• **GIVEN TASK**: Select each line of the items below that contains the word "logo", and copy those lines.
┌────────
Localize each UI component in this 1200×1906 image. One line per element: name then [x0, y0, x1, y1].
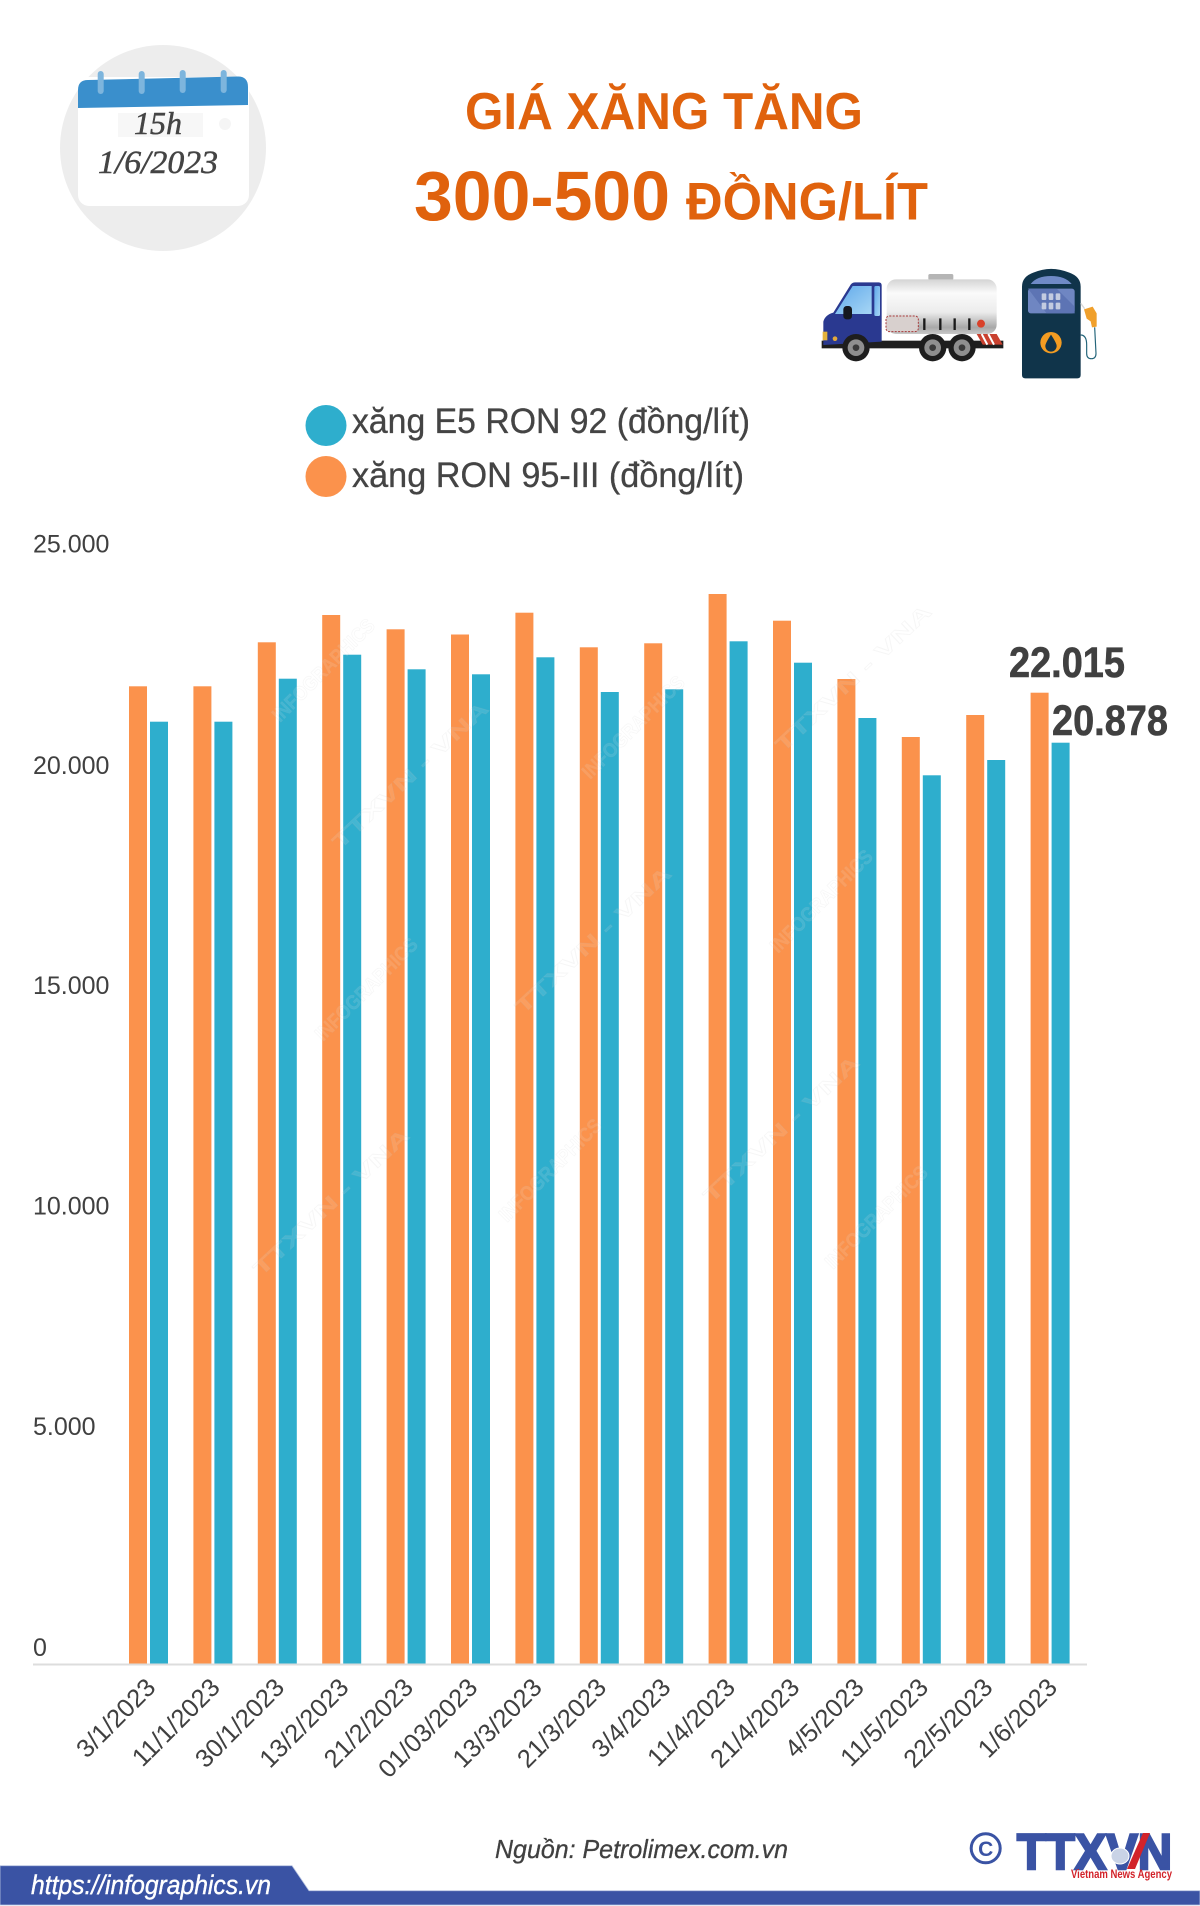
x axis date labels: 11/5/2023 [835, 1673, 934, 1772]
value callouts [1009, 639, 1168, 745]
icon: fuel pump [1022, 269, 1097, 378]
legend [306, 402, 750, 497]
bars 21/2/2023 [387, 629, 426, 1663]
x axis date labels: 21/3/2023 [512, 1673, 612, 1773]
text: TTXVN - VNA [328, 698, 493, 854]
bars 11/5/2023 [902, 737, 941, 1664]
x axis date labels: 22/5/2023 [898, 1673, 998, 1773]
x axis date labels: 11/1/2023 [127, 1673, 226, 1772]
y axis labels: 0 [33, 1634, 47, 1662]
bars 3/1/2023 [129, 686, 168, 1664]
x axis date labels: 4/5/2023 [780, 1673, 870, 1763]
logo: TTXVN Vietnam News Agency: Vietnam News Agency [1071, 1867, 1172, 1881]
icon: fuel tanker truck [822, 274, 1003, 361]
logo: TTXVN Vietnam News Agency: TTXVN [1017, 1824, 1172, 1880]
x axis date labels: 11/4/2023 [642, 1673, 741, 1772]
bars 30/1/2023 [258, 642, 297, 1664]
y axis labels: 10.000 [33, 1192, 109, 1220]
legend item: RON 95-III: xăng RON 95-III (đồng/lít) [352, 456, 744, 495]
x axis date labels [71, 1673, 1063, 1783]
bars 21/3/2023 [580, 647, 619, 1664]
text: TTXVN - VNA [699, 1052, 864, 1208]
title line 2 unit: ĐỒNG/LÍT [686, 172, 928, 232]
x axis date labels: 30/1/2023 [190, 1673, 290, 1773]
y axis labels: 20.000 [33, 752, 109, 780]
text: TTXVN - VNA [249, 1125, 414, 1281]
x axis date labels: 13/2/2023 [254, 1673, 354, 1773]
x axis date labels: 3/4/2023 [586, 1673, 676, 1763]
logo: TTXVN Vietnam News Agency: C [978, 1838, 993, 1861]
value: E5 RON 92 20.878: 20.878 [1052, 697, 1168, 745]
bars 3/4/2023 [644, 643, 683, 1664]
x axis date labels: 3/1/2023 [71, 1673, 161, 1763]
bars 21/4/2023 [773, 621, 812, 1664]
└────────
• **WRITTEN SOLUTION**:
logo: TTXVN Vietnam News Agency: Vietnam News Agency [1071, 1867, 1172, 1881]
logo: TTXVN Vietnam News Agency: TTXVN [1017, 1824, 1172, 1880]
logo: TTXVN Vietnam News Agency: C [978, 1838, 993, 1861]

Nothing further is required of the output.